Given instruction – Can all of these lines be returned exactly?
☆ ☆ ☆ ☆ ☆ ☆ ☆
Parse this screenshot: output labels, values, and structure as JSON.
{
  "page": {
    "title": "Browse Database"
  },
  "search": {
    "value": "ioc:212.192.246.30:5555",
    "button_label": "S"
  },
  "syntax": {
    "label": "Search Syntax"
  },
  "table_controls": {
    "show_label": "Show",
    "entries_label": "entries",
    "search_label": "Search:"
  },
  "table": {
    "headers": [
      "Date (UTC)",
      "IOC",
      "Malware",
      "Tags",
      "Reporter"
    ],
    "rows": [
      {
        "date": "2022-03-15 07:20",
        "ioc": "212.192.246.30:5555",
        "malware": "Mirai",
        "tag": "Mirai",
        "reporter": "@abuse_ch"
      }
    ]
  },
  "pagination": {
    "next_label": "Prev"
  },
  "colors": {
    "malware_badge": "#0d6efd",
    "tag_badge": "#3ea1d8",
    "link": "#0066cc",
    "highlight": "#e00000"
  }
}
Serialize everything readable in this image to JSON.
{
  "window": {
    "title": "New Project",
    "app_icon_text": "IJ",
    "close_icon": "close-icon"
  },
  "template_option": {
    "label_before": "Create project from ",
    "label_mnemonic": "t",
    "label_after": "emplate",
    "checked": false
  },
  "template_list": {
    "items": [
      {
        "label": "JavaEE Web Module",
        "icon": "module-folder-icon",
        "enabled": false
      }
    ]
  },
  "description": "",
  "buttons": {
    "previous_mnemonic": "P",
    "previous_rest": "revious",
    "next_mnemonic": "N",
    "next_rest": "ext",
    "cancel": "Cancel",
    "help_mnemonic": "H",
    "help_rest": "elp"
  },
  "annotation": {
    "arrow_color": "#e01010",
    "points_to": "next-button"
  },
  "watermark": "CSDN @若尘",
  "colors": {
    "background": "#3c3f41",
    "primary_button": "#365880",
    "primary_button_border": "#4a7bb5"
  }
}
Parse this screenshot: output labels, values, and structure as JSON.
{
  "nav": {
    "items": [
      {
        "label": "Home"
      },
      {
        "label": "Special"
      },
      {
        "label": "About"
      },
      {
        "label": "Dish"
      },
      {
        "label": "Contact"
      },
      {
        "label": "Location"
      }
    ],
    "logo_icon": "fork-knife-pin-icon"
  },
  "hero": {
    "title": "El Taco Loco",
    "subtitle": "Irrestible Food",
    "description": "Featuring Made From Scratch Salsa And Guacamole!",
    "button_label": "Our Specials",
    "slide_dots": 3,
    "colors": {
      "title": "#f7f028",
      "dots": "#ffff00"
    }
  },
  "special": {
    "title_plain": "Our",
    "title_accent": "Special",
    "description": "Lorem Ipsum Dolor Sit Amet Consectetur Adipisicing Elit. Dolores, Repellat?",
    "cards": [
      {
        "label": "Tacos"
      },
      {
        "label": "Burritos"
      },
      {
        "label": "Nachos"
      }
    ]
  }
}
☆ ☆ ☆ ☆ ☆ ☆ ☆
Full answer –
Parse this screenshot: output labels, values, and structure as JSON.
{
  "page": {
    "title": "Browse Database"
  },
  "search": {
    "value": "ioc:212.192.246.30:5555",
    "button_label": "S"
  },
  "syntax": {
    "label": "Search Syntax"
  },
  "table_controls": {
    "show_label": "Show",
    "entries_label": "entries",
    "search_label": "Search:"
  },
  "table": {
    "headers": [
      "Date (UTC)",
      "IOC",
      "Malware",
      "Tags",
      "Reporter"
    ],
    "rows": [
      {
        "date": "2022-03-15 07:20",
        "ioc": "212.192.246.30:5555",
        "malware": "Mirai",
        "tag": "Mirai",
        "reporter": "@abuse_ch"
      }
    ]
  },
  "pagination": {
    "next_label": "Prev"
  },
  "colors": {
    "malware_badge": "#0d6efd",
    "tag_badge": "#3ea1d8",
    "link": "#0066cc",
    "highlight": "#e00000"
  }
}
Serialize everything readable in this image to JSON.
{
  "window": {
    "title": "New Project",
    "app_icon_text": "IJ",
    "close_icon": "close-icon"
  },
  "template_option": {
    "label_before": "Create project from ",
    "label_mnemonic": "t",
    "label_after": "emplate",
    "checked": false
  },
  "template_list": {
    "items": [
      {
        "label": "JavaEE Web Module",
        "icon": "module-folder-icon",
        "enabled": false
      }
    ]
  },
  "description": "",
  "buttons": {
    "previous_mnemonic": "P",
    "previous_rest": "revious",
    "next_mnemonic": "N",
    "next_rest": "ext",
    "cancel": "Cancel",
    "help_mnemonic": "H",
    "help_rest": "elp"
  },
  "annotation": {
    "arrow_color": "#e01010",
    "points_to": "next-button"
  },
  "watermark": "CSDN @若尘",
  "colors": {
    "background": "#3c3f41",
    "primary_button": "#365880",
    "primary_button_border": "#4a7bb5"
  }
}
Parse this screenshot: output labels, values, and structure as JSON.
{
  "nav": {
    "items": [
      {
        "label": "Home"
      },
      {
        "label": "Special"
      },
      {
        "label": "About"
      },
      {
        "label": "Dish"
      },
      {
        "label": "Contact"
      },
      {
        "label": "Location"
      }
    ],
    "logo_icon": "fork-knife-pin-icon"
  },
  "hero": {
    "title": "El Taco Loco",
    "subtitle": "Irrestible Food",
    "description": "Featuring Made From Scratch Salsa And Guacamole!",
    "button_label": "Our Specials",
    "slide_dots": 3,
    "colors": {
      "title": "#f7f028",
      "dots": "#ffff00"
    }
  },
  "special": {
    "title_plain": "Our",
    "title_accent": "Special",
    "description": "Lorem Ipsum Dolor Sit Amet Consectetur Adipisicing Elit. Dolores, Repellat?",
    "cards": [
      {
        "label": "Tacos"
      },
      {
        "label": "Burritos"
      },
      {
        "label": "Nachos"
      }
    ]
  }
}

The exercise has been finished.